▶ **Provided records**:
########

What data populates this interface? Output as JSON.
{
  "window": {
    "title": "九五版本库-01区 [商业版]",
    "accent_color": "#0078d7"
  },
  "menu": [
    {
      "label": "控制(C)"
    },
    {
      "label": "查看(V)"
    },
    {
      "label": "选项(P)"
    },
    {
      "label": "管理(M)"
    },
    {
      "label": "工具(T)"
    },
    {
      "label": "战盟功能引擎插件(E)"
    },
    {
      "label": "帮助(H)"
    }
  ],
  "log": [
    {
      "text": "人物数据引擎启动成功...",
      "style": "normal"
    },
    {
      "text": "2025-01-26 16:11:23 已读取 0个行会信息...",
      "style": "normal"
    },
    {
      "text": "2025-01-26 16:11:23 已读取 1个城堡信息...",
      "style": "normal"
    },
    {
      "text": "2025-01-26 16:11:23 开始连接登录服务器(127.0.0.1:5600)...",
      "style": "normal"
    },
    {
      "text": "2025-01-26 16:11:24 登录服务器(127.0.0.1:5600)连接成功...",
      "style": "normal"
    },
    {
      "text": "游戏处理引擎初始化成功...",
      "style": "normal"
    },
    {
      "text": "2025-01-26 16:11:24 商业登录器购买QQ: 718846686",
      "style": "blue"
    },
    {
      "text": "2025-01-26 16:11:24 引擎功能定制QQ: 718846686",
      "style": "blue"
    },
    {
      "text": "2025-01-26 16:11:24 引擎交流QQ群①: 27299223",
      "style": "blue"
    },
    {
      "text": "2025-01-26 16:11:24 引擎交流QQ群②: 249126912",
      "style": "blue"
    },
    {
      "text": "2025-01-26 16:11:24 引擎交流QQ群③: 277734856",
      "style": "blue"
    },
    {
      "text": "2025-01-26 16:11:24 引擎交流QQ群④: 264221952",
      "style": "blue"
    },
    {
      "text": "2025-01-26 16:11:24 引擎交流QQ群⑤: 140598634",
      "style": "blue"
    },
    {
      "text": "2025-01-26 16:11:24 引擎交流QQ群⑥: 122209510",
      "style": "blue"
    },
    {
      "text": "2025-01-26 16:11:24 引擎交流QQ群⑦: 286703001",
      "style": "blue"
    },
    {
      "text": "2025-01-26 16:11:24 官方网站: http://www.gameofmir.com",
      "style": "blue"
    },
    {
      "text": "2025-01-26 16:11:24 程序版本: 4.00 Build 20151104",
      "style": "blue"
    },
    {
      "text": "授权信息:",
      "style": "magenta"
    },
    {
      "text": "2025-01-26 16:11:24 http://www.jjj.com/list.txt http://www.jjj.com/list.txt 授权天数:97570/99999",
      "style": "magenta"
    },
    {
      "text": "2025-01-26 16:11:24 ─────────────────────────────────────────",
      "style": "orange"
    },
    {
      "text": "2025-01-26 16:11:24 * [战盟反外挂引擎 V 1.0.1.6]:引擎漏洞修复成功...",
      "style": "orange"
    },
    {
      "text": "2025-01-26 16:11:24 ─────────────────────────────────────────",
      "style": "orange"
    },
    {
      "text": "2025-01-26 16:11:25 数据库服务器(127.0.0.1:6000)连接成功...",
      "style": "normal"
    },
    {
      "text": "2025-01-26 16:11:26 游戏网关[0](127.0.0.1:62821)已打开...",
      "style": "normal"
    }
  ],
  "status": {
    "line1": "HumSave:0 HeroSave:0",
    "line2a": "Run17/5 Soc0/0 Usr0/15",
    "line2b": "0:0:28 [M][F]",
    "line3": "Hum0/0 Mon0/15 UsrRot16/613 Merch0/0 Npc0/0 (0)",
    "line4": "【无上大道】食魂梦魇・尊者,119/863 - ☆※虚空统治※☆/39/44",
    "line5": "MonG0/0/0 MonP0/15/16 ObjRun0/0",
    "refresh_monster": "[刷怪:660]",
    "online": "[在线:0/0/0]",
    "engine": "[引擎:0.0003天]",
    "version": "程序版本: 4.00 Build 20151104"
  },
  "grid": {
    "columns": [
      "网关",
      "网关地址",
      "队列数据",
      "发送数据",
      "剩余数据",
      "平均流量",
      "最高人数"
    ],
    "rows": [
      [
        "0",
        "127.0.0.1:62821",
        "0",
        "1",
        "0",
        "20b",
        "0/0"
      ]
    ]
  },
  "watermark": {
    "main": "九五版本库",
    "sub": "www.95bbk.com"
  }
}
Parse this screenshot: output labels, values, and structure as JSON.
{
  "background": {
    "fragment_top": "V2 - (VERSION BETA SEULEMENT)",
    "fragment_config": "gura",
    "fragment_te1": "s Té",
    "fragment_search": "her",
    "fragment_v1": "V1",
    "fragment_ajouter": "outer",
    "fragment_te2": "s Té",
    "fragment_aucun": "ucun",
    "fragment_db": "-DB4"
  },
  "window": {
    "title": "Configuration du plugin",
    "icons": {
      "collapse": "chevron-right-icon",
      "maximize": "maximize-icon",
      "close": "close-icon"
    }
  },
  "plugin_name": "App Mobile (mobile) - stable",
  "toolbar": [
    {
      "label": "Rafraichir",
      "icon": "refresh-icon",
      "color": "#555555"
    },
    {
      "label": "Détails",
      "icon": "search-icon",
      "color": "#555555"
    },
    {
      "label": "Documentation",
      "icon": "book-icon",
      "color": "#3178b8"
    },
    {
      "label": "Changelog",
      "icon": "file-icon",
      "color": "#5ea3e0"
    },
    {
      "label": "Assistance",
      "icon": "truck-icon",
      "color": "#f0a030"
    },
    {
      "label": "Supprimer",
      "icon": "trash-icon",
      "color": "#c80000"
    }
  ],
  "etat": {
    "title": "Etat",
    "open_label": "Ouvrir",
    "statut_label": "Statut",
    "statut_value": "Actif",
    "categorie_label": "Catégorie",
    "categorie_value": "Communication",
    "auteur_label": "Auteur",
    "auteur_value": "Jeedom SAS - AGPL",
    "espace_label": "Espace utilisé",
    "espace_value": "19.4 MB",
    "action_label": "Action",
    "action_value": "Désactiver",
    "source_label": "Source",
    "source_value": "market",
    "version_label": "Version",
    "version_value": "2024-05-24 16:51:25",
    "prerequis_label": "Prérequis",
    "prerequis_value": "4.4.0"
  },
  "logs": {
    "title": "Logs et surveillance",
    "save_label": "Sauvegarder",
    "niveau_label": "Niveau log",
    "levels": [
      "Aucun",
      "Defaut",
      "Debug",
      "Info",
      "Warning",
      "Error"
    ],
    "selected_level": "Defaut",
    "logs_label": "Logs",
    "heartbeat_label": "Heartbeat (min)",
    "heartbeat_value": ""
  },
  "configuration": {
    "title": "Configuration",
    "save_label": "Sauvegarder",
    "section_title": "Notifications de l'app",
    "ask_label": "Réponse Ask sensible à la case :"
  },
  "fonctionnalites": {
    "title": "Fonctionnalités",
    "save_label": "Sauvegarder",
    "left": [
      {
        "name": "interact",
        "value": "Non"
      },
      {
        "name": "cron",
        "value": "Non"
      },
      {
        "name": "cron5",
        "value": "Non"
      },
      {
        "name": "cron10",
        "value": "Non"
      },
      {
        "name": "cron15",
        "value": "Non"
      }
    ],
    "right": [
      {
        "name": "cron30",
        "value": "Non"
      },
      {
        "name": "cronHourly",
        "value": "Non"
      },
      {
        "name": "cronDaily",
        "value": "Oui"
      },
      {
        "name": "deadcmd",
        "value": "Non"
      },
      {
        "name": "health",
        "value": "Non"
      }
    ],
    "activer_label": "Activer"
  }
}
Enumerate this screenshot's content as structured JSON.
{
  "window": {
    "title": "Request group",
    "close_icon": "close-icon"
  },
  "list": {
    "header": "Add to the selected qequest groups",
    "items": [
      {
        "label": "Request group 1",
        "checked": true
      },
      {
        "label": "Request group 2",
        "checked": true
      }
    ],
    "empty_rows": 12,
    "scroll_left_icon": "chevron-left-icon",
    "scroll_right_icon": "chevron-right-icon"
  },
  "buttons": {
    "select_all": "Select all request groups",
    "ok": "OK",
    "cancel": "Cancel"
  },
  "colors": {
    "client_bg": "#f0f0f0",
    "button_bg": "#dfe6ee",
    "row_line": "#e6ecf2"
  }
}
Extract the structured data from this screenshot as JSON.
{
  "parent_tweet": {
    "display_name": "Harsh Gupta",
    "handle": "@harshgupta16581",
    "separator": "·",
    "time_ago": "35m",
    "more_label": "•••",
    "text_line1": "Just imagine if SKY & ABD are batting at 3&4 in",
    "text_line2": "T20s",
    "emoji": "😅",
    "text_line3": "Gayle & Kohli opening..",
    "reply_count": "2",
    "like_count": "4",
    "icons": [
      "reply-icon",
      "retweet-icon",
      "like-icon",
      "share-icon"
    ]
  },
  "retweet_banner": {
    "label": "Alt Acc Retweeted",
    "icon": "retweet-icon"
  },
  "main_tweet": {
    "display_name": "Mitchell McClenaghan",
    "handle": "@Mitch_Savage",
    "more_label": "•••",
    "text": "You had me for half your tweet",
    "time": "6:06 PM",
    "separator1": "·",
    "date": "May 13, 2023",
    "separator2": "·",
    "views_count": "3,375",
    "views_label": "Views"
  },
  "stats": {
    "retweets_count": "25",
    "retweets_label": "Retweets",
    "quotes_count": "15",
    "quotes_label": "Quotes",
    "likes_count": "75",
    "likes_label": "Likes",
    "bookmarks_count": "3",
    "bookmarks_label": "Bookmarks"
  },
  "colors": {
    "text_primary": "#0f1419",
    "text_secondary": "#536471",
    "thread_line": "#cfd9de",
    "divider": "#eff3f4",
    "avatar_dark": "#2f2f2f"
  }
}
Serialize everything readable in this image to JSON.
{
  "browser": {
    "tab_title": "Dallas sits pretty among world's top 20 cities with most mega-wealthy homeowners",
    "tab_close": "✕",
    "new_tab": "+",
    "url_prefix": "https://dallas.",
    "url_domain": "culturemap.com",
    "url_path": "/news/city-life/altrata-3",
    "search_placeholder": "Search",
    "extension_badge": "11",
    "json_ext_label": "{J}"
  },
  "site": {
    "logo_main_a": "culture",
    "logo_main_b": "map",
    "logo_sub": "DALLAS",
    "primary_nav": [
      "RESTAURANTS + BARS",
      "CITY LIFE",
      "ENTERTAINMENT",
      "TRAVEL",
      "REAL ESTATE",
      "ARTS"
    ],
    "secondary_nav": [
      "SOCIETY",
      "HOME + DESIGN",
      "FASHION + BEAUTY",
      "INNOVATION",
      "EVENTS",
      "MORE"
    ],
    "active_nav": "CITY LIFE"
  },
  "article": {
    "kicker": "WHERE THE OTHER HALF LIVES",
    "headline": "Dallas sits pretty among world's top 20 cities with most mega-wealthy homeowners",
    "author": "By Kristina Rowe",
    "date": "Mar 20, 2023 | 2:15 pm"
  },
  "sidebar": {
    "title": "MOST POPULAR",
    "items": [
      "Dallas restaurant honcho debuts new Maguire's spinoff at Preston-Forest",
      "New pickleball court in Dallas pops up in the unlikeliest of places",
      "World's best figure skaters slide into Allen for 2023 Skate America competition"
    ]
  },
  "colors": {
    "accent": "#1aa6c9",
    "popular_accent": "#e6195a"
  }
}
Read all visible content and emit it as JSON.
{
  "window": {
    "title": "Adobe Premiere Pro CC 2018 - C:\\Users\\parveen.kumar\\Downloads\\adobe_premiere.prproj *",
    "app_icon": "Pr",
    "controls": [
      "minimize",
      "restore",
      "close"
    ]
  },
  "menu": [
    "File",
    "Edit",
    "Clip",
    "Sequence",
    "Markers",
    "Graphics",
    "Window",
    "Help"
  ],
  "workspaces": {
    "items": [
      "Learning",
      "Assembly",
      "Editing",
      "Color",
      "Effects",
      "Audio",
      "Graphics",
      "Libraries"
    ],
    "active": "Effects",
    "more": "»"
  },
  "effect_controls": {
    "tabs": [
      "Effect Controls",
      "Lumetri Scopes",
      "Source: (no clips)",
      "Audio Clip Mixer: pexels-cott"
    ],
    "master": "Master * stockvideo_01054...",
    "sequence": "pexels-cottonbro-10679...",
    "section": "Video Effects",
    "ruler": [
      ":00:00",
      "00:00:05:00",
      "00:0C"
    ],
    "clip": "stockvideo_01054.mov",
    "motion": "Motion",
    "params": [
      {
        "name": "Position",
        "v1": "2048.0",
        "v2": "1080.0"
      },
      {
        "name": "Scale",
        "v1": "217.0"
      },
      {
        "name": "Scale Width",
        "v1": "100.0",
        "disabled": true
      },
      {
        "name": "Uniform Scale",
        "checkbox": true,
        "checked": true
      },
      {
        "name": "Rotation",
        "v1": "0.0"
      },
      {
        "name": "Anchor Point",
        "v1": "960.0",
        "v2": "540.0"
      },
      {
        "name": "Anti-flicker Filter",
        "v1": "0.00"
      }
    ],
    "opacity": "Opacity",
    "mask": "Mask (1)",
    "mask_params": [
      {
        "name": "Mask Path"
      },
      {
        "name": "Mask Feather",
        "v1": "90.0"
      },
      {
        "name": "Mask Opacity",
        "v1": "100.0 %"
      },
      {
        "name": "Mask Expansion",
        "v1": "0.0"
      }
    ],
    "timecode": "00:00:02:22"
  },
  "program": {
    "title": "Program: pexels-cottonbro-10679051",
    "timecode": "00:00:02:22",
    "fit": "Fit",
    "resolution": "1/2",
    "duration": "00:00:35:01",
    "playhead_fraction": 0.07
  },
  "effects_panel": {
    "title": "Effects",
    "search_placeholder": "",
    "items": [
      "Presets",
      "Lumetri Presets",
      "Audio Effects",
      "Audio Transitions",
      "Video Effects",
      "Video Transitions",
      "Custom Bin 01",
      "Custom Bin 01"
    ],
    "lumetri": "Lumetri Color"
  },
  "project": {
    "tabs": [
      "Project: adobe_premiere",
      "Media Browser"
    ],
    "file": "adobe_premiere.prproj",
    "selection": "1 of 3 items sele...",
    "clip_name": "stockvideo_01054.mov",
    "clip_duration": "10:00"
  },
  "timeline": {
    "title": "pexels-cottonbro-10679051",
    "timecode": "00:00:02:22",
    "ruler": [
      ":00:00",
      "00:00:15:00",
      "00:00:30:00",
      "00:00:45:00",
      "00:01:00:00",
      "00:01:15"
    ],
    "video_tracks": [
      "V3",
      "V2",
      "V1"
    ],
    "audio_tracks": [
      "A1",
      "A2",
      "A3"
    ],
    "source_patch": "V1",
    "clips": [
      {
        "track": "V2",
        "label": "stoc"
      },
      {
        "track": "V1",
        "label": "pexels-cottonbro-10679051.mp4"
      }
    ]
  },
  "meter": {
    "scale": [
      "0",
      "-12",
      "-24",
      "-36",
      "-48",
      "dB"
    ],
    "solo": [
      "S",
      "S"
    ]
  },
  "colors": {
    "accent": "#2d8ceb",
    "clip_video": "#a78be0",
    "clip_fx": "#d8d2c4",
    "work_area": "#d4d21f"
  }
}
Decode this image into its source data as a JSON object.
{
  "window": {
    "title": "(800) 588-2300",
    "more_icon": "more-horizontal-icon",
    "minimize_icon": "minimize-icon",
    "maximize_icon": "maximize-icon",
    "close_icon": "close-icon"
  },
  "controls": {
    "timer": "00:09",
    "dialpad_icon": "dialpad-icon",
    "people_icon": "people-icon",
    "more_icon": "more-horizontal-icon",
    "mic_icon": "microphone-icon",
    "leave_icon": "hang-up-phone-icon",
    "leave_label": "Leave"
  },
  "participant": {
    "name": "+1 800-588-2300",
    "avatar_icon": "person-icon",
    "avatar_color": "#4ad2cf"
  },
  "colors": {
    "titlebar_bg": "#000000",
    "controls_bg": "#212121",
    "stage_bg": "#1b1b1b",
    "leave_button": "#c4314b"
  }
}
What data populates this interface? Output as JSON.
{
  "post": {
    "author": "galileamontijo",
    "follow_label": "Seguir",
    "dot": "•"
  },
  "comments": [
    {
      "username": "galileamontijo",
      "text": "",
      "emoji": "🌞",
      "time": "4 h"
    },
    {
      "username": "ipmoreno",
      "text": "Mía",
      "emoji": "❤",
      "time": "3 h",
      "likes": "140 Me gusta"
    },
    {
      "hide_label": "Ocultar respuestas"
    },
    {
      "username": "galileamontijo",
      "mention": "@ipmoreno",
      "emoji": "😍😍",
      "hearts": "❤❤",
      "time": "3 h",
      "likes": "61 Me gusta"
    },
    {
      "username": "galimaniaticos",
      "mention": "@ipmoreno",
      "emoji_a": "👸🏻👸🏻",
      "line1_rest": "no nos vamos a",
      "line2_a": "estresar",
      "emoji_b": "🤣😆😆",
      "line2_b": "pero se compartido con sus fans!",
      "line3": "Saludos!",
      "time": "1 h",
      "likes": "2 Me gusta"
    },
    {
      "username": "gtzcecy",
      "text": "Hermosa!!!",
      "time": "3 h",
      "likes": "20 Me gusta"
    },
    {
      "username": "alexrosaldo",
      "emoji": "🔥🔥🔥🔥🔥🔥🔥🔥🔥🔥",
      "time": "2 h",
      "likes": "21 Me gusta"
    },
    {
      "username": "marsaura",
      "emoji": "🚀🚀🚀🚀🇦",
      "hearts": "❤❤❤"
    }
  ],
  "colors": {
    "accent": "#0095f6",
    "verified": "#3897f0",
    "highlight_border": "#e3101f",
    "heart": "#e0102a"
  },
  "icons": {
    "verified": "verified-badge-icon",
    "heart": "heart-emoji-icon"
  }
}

########

▶ **Given task**: Pick out every line above that holds the word "minimize" and copy it.

▶ **Exercise result**:
      "minimize",
    "minimize_icon": "minimize-icon",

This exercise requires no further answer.